(Data entries)
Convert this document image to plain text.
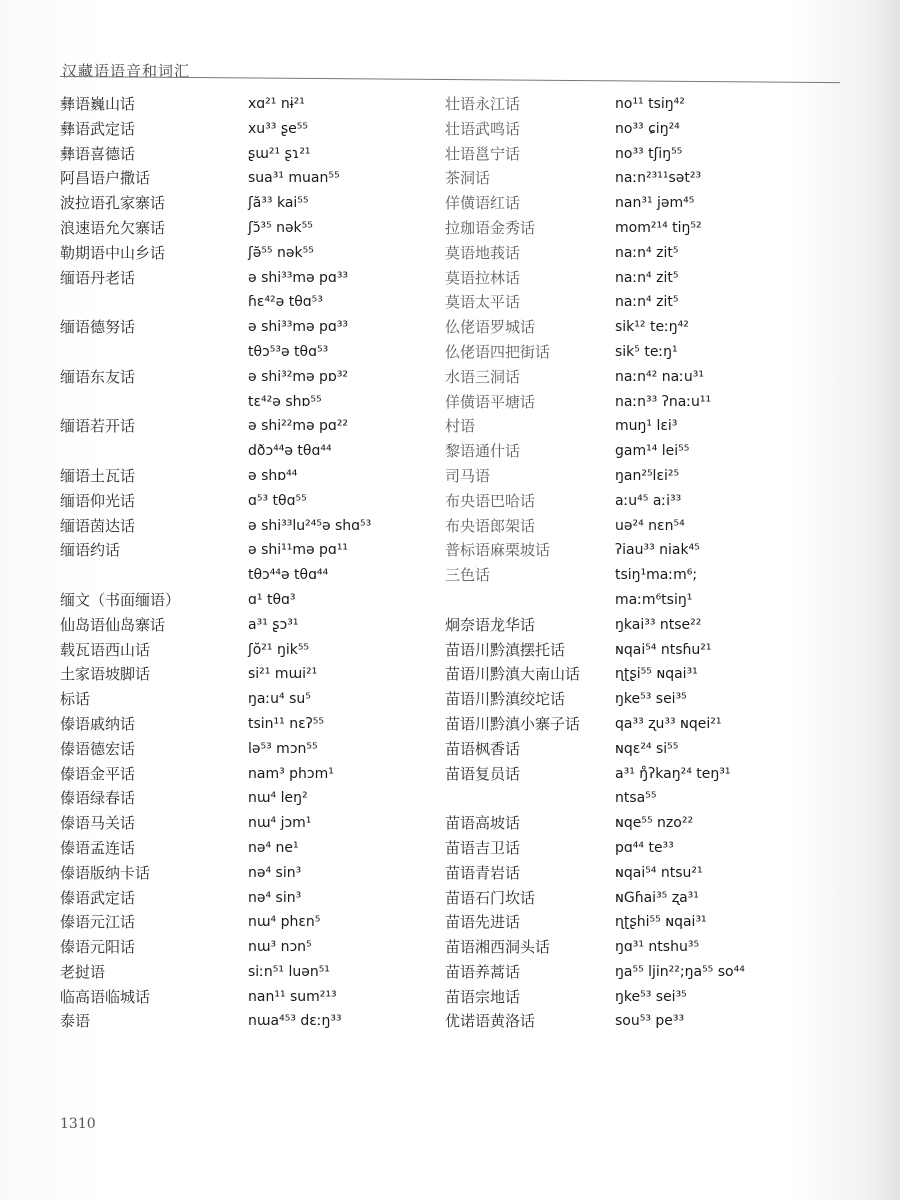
汉藏语语音和词汇
彝语巍山话	xɑ²¹ nɨ²¹
彝语武定话	xu³³ ʂe⁵⁵
彝语喜德话	ʂɯ²¹ ʂɿ²¹
阿昌语户撒话	sua³¹ muan⁵⁵
波拉语孔家寨话	ʃă³³ kai⁵⁵
浪速语允欠寨话	ʃɔ̆³⁵ nək⁵⁵
勒期语中山乡话	ʃə̆⁵⁵ nək⁵⁵
缅语丹老话	ə shi³³mə pɑ³³
ɦɛ⁴²ə tθɑ⁵³
缅语德努话	ə shi³³mə pɑ³³
tθɔ⁵³ə tθɑ⁵³
缅语东友话	ə shi³²mə pɒ³²
tɛ⁴²ə shɒ⁵⁵
缅语若开话	ə shi²²mə pɑ²²
dðɔ⁴⁴ə tθɑ⁴⁴
缅语土瓦话	ə shɒ⁴⁴
缅语仰光话	ɑ⁵³ tθɑ⁵⁵
缅语茵达话	ə shi³³lu²⁴⁵ə shɑ⁵³
缅语约话	ə shi¹¹mə pɑ¹¹
tθɔ⁴⁴ə tθɑ⁴⁴
缅文（书面缅语）	ɑ¹ tθɑ³
仙岛语仙岛寨话	a³¹ ʂɔ³¹
载瓦语西山话	ʃŏ²¹ ŋik⁵⁵
土家语坡脚话	si²¹ mɯi²¹
标话	ŋaːu⁴ su⁵
傣语戚纳话	tsin¹¹ nɛʔ⁵⁵
傣语德宏话	lə⁵³ mɔn⁵⁵
傣语金平话	nam³ phɔm¹
傣语绿春话	nɯ⁴ leŋ²
傣语马关话	nɯ⁴ jɔm¹
傣语孟连话	nə⁴ ne¹
傣语版纳卡话	nə⁴ sin³
傣语武定话	nə⁴ sin³
傣语元江话	nɯ⁴ phɛn⁵
傣语元阳话	nɯ³ nɔn⁵
老挝语	siːn⁵¹ luən⁵¹
临高语临城话	nan¹¹ sum²¹³
泰语	nɯa⁴⁵³ dɛːŋ³³
壮语永江话	no¹¹ tsiŋ⁴²
壮语武鸣话	no³³ ɕiŋ²⁴
壮语邕宁话	no³³ tʃiŋ⁵⁵
茶洞话	naːn²³¹¹sət²³
佯僙语红话	nan³¹ jəm⁴⁵
拉珈语金秀话	mom²¹⁴ tiŋ⁵²
莫语地莪话	naːn⁴ zit⁵
莫语拉林话	naːn⁴ zit⁵
莫语太平话	naːn⁴ zit⁵
仫佬语罗城话	sik¹² teːŋ⁴²
仫佬语四把街话	sik⁵ teːŋ¹
水语三洞话	naːn⁴² naːu³¹
佯僙语平塘话	naːn³³ ʔnaːu¹¹
村语	muŋ¹ lɛi³
黎语通什话	gam¹⁴ lei⁵⁵
司马语	ŋan²⁵lɛi²⁵
布央语巴哈话	aːu⁴⁵ aːi³³
布央语郎架话	uə²⁴ nɛn⁵⁴
普标语麻栗坡话	ʔiau³³ niak⁴⁵
三色话	tsiŋ¹maːm⁶;
maːm⁶tsiŋ¹
炯奈语龙华话	ŋkai³³ ntse²²
苗语川黔滇摆托话	ɴqai⁵⁴ ntsɦu²¹
苗语川黔滇大南山话	ɳʈʂi⁵⁵ ɴqai³¹
苗语川黔滇绞坨话	ŋke⁵³ sei³⁵
苗语川黔滇小寨子话	qa³³ ʐu³³ ɴqei²¹
苗语枫香话	ɴqɛ²⁴ si⁵⁵
苗语复员话	a³¹ ŋ̊ʔkaŋ²⁴ teŋ³¹
ntsa⁵⁵
苗语高坡话	ɴqe⁵⁵ nzo²²
苗语吉卫话	pɑ⁴⁴ te³³
苗语青岩话	ɴqai⁵⁴ ntsu²¹
苗语石门坎话	ɴGɦai³⁵ ʐa³¹
苗语先进话	ɳʈʂhi⁵⁵ ɴqai³¹
苗语湘西洞头话	ŋɑ³¹ ntshu³⁵
苗语养蒿话	ŋa⁵⁵ ljin²²;ŋa⁵⁵ so⁴⁴
苗语宗地话	ŋke⁵³ sei³⁵
优诺语黄洛话	sou⁵³ pe³³
1310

→ Brief: Give only the number of lines in the material above where the string "shi³³mə" appears.

→ Task response: 2